Written problem - Show all lines that include the string "подпрограммы"; copy each one.

Recorded data
☆ ☆ ☆ ☆

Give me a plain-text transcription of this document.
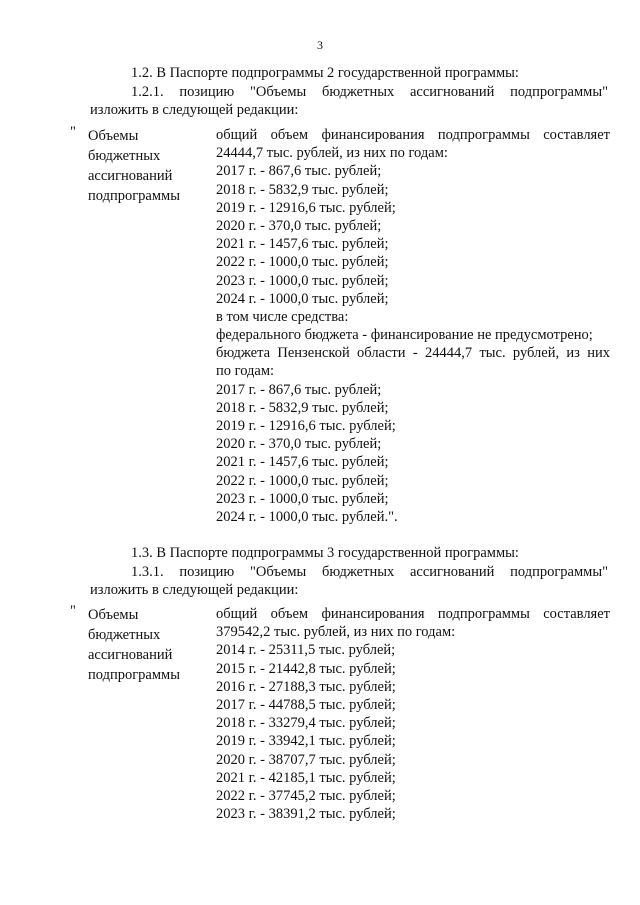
3
1.2. В Паспорте подпрограммы 2 государственной программы:
1.2.1. позицию "Объемы бюджетных ассигнований подпрограммы"
изложить в следующей редакции:
" Объемы
бюджетных
ассигнований
подпрограммы
общий объем финансирования подпрограммы составляет
24444,7 тыс. рублей, из них по годам:
2017 г. - 867,6 тыс. рублей;
2018 г. - 5832,9 тыс. рублей;
2019 г. - 12916,6 тыс. рублей;
2020 г. - 370,0 тыс. рублей;
2021 г. - 1457,6 тыс. рублей;
2022 г. - 1000,0 тыс. рублей;
2023 г. - 1000,0 тыс. рублей;
2024 г. - 1000,0 тыс. рублей;
в том числе средства:
федерального бюджета - финансирование не предусмотрено;
бюджета Пензенской области - 24444,7 тыс. рублей, из них
по годам:
2017 г. - 867,6 тыс. рублей;
2018 г. - 5832,9 тыс. рублей;
2019 г. - 12916,6 тыс. рублей;
2020 г. - 370,0 тыс. рублей;
2021 г. - 1457,6 тыс. рублей;
2022 г. - 1000,0 тыс. рублей;
2023 г. - 1000,0 тыс. рублей;
2024 г. - 1000,0 тыс. рублей.".
1.3. В Паспорте подпрограммы 3 государственной программы:
1.3.1. позицию "Объемы бюджетных ассигнований подпрограммы"
изложить в следующей редакции:
" Объемы
бюджетных
ассигнований
подпрограммы
общий объем финансирования подпрограммы составляет
379542,2 тыс. рублей, из них по годам:
2014 г. - 25311,5 тыс. рублей;
2015 г. - 21442,8 тыс. рублей;
2016 г. - 27188,3 тыс. рублей;
2017 г. - 44788,5 тыс. рублей;
2018 г. - 33279,4 тыс. рублей;
2019 г. - 33942,1 тыс. рублей;
2020 г. - 38707,7 тыс. рублей;
2021 г. - 42185,1 тыс. рублей;
2022 г. - 37745,2 тыс. рублей;
2023 г. - 38391,2 тыс. рублей;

☆ ☆ ☆ ☆

Response below -
1.2. В Паспорте подпрограммы 2 государственной программы:
1.2.1. позицию "Объемы бюджетных ассигнований подпрограммы"
подпрограммы
общий объем финансирования подпрограммы составляет
1.3. В Паспорте подпрограммы 3 государственной программы:
1.3.1. позицию "Объемы бюджетных ассигнований подпрограммы"
подпрограммы
общий объем финансирования подпрограммы составляет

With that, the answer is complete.